## Start RECORD SET

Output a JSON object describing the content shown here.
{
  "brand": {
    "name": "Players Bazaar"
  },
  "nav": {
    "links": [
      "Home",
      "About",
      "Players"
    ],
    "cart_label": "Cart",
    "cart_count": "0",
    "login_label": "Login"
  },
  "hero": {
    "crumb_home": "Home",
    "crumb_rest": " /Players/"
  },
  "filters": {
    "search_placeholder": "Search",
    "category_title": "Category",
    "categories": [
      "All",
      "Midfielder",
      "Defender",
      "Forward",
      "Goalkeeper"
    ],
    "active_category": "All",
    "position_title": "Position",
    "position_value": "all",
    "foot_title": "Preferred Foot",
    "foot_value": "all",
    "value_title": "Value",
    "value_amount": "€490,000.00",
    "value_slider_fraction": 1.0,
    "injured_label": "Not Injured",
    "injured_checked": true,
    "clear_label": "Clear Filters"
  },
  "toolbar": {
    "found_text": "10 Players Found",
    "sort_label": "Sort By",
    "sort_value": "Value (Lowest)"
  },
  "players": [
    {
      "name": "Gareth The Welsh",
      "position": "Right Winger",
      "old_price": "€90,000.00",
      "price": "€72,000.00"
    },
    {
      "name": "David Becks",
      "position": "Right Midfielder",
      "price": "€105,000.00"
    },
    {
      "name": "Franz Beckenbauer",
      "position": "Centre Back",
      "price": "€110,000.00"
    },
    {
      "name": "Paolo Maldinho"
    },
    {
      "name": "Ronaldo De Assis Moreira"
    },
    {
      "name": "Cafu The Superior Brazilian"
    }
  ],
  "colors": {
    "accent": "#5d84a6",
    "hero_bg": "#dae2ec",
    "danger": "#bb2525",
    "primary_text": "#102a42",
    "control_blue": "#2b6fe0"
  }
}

## End RECORD SET

**AIM:** Above are some records. Print them all exactly.

**FINAL RESULT:**
Output a JSON object describing the content shown here.
{
  "brand": {
    "name": "Players Bazaar"
  },
  "nav": {
    "links": [
      "Home",
      "About",
      "Players"
    ],
    "cart_label": "Cart",
    "cart_count": "0",
    "login_label": "Login"
  },
  "hero": {
    "crumb_home": "Home",
    "crumb_rest": " /Players/"
  },
  "filters": {
    "search_placeholder": "Search",
    "category_title": "Category",
    "categories": [
      "All",
      "Midfielder",
      "Defender",
      "Forward",
      "Goalkeeper"
    ],
    "active_category": "All",
    "position_title": "Position",
    "position_value": "all",
    "foot_title": "Preferred Foot",
    "foot_value": "all",
    "value_title": "Value",
    "value_amount": "€490,000.00",
    "value_slider_fraction": 1.0,
    "injured_label": "Not Injured",
    "injured_checked": true,
    "clear_label": "Clear Filters"
  },
  "toolbar": {
    "found_text": "10 Players Found",
    "sort_label": "Sort By",
    "sort_value": "Value (Lowest)"
  },
  "players": [
    {
      "name": "Gareth The Welsh",
      "position": "Right Winger",
      "old_price": "€90,000.00",
      "price": "€72,000.00"
    },
    {
      "name": "David Becks",
      "position": "Right Midfielder",
      "price": "€105,000.00"
    },
    {
      "name": "Franz Beckenbauer",
      "position": "Centre Back",
      "price": "€110,000.00"
    },
    {
      "name": "Paolo Maldinho"
    },
    {
      "name": "Ronaldo De Assis Moreira"
    },
    {
      "name": "Cafu The Superior Brazilian"
    }
  ],
  "colors": {
    "accent": "#5d84a6",
    "hero_bg": "#dae2ec",
    "danger": "#bb2525",
    "primary_text": "#102a42",
    "control_blue": "#2b6fe0"
  }
}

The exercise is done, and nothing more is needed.